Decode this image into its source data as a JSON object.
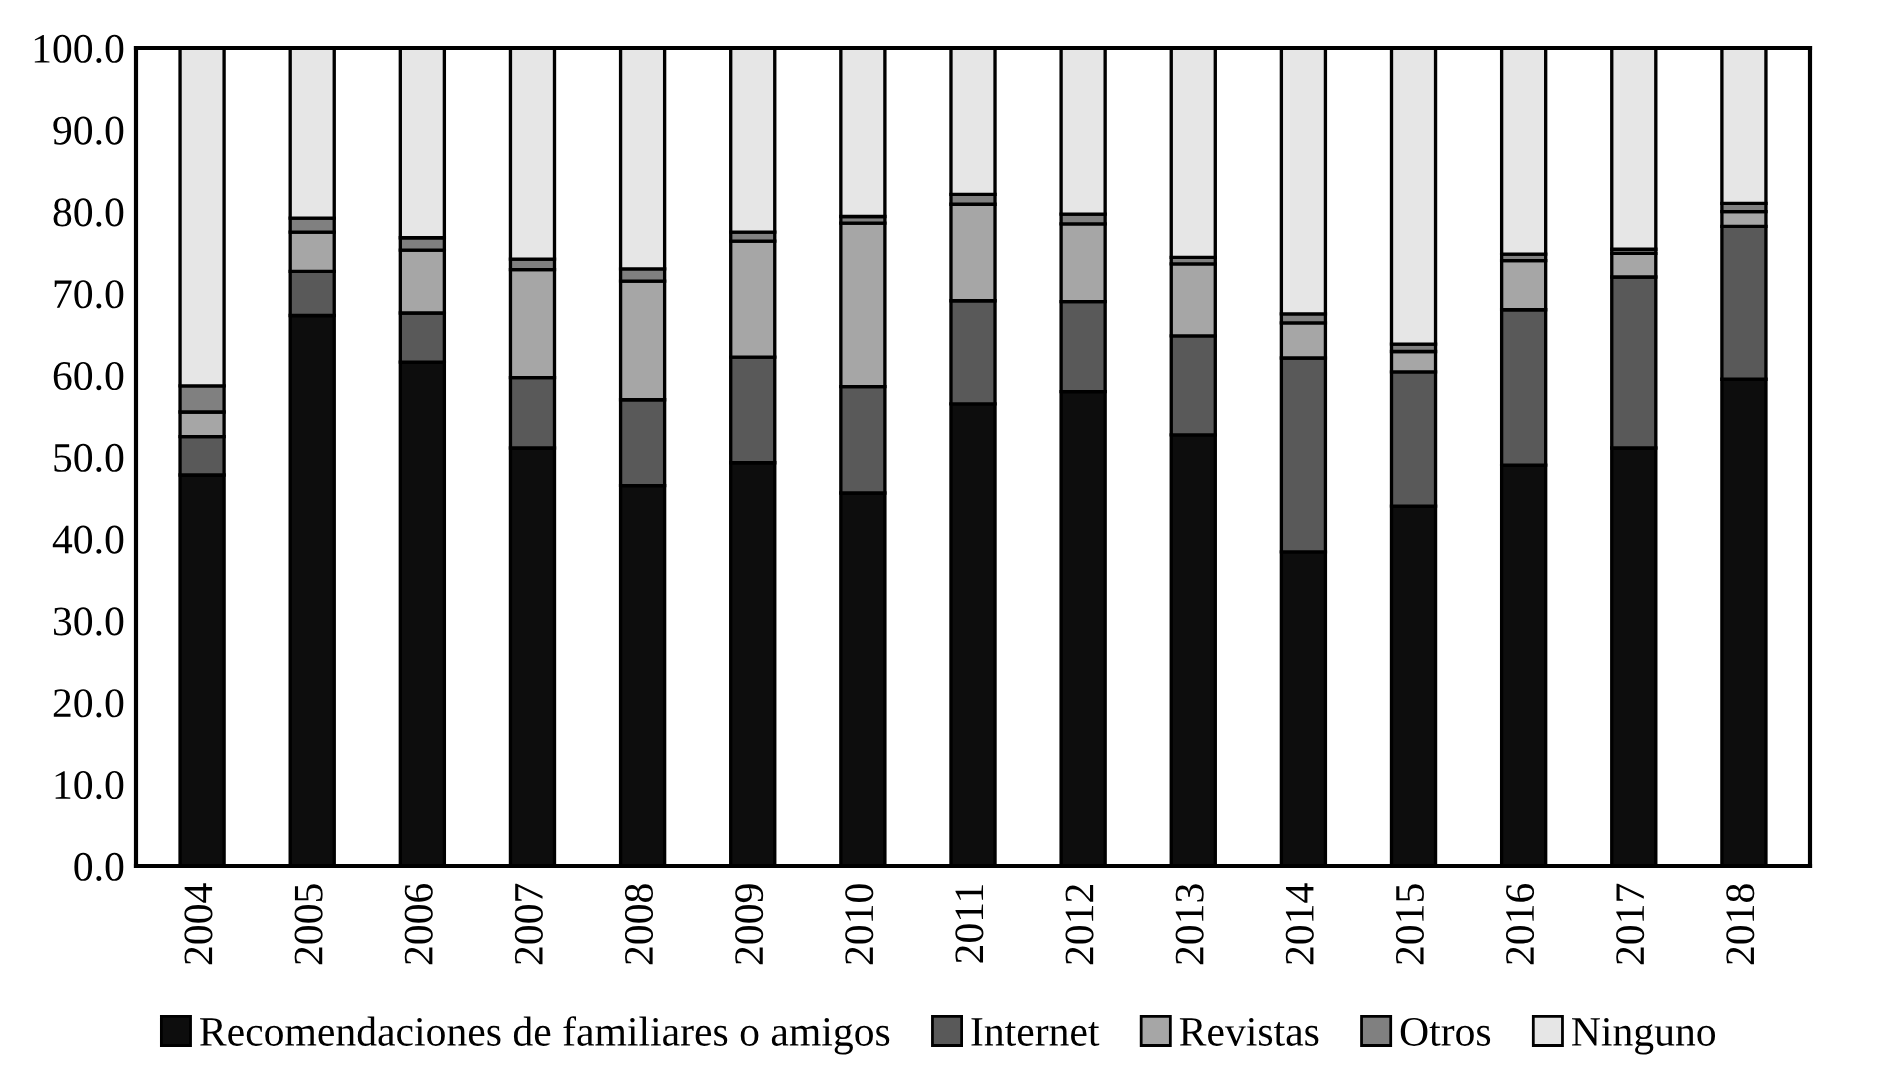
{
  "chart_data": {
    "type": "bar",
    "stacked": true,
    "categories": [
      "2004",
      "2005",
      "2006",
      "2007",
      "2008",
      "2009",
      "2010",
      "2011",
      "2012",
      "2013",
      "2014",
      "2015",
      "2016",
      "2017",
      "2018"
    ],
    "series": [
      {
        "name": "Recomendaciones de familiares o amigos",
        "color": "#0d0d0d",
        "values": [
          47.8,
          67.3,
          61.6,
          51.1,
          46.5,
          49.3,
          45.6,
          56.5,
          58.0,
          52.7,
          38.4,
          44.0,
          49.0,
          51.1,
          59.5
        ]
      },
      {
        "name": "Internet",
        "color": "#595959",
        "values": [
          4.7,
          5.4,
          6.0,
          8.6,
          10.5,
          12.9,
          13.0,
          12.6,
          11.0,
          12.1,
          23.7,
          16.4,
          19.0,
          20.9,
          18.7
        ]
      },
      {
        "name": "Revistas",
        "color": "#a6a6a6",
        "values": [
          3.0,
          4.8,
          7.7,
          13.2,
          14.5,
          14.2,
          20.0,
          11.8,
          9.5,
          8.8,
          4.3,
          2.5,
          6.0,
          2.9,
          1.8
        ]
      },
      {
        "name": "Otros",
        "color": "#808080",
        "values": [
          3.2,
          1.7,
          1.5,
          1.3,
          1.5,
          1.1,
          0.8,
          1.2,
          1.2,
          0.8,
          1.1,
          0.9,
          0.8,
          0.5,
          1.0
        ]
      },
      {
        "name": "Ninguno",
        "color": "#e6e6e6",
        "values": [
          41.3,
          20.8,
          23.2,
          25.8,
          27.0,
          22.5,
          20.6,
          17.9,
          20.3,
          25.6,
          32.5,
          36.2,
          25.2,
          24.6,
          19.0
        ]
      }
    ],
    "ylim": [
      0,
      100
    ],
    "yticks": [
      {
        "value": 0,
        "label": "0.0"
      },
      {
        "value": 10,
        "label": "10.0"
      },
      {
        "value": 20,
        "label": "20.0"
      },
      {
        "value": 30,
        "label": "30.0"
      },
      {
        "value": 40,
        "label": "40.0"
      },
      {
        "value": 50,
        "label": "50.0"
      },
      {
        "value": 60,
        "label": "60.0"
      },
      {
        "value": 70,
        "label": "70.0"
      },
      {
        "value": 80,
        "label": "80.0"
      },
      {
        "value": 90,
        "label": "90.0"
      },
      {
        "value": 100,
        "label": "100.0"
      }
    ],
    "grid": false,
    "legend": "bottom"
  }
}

#####

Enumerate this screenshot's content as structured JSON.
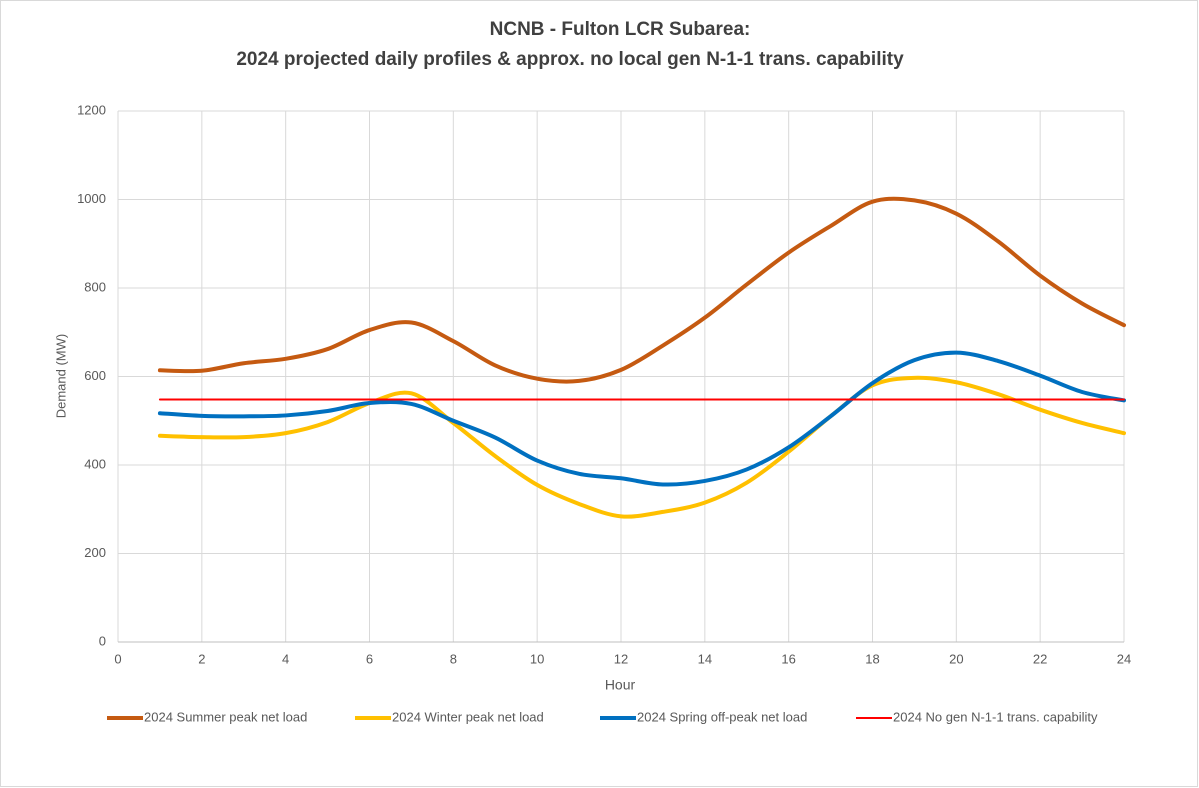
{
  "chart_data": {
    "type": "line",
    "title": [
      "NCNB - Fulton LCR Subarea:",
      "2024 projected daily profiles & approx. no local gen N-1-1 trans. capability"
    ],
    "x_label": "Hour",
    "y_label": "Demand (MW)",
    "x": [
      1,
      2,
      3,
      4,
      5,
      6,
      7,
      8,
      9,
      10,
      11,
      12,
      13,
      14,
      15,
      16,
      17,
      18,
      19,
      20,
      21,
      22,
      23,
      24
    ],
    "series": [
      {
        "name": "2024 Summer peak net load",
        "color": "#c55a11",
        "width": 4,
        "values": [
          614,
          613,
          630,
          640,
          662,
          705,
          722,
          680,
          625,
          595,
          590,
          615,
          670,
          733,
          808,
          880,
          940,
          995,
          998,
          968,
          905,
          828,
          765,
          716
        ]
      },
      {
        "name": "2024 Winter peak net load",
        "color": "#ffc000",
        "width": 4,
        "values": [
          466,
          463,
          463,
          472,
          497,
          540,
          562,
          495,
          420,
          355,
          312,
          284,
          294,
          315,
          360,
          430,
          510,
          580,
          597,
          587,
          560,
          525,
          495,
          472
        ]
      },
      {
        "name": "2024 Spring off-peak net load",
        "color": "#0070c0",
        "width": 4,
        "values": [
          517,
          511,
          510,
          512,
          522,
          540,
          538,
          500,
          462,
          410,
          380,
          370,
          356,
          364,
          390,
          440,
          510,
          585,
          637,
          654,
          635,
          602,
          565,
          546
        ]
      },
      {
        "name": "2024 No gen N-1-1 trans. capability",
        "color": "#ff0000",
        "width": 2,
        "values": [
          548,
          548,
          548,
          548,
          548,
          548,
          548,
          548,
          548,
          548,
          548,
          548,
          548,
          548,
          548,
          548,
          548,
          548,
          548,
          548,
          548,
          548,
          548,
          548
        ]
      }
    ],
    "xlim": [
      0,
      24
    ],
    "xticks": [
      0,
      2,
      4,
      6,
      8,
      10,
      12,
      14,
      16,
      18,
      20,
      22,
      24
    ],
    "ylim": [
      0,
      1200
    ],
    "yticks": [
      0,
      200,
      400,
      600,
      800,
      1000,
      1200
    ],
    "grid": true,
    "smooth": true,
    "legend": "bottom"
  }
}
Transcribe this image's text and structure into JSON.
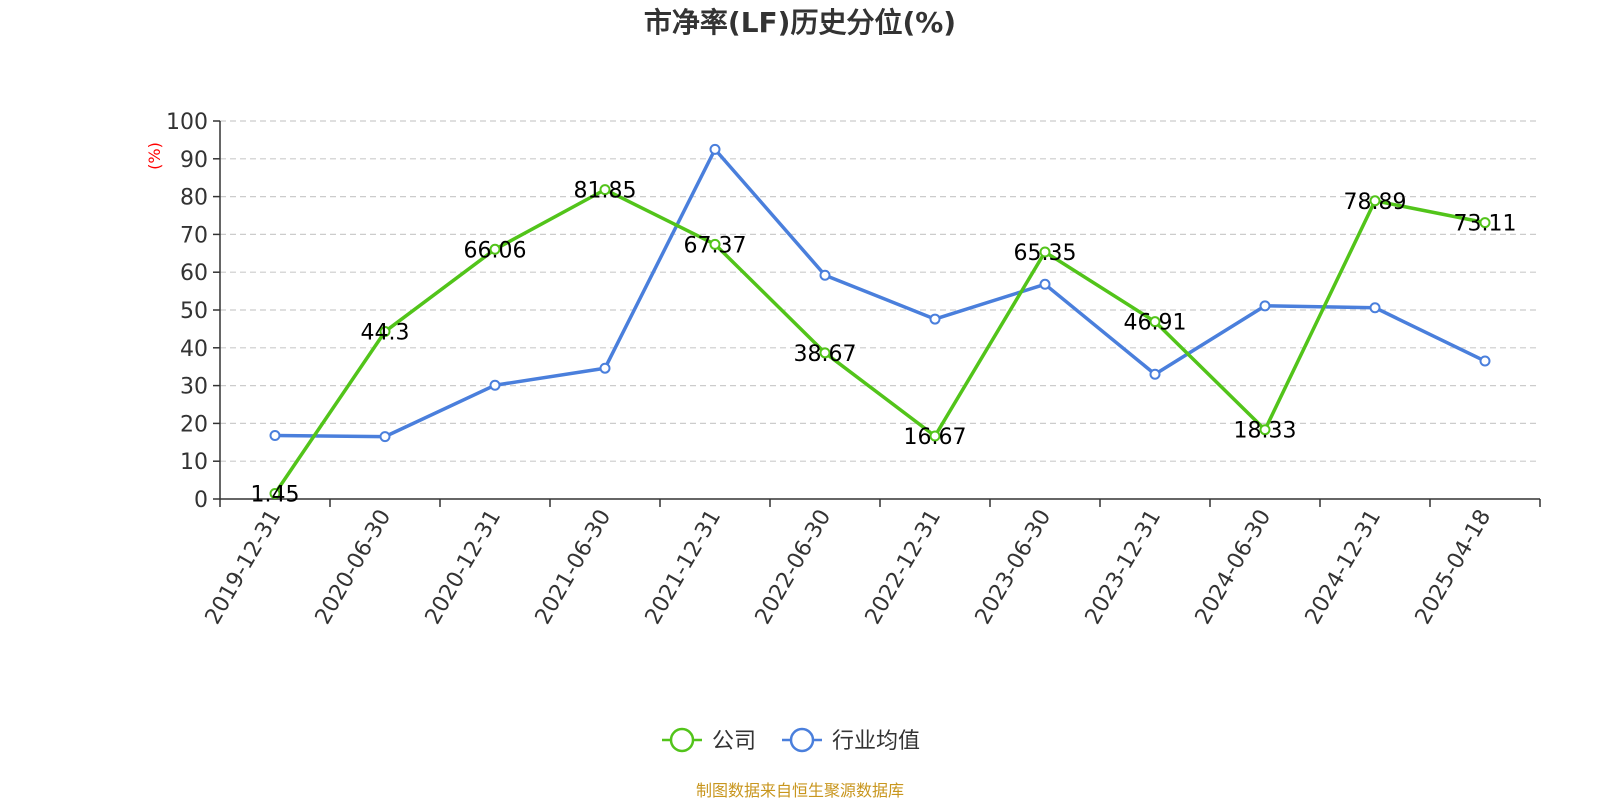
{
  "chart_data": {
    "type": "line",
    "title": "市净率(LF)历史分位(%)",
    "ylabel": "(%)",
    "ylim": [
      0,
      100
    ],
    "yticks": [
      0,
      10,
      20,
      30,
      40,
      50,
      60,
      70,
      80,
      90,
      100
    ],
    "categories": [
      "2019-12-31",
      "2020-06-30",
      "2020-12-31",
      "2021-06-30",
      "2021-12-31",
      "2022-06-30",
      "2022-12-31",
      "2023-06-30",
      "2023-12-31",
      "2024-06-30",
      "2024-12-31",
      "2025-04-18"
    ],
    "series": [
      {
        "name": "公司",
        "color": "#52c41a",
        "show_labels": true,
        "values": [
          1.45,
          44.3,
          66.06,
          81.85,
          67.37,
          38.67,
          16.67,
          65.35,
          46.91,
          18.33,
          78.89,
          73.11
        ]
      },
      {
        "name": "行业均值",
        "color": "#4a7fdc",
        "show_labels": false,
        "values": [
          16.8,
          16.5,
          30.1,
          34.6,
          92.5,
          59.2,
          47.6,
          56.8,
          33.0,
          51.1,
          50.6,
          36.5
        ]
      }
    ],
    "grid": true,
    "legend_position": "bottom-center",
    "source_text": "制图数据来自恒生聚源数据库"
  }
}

#####

Work to be completed:
Return all lines of the material above in which the word "image" occurs.

Solved exercise:
Decode this image into its source data as a JSON object.
Transcribe this image's text and structure into JSON.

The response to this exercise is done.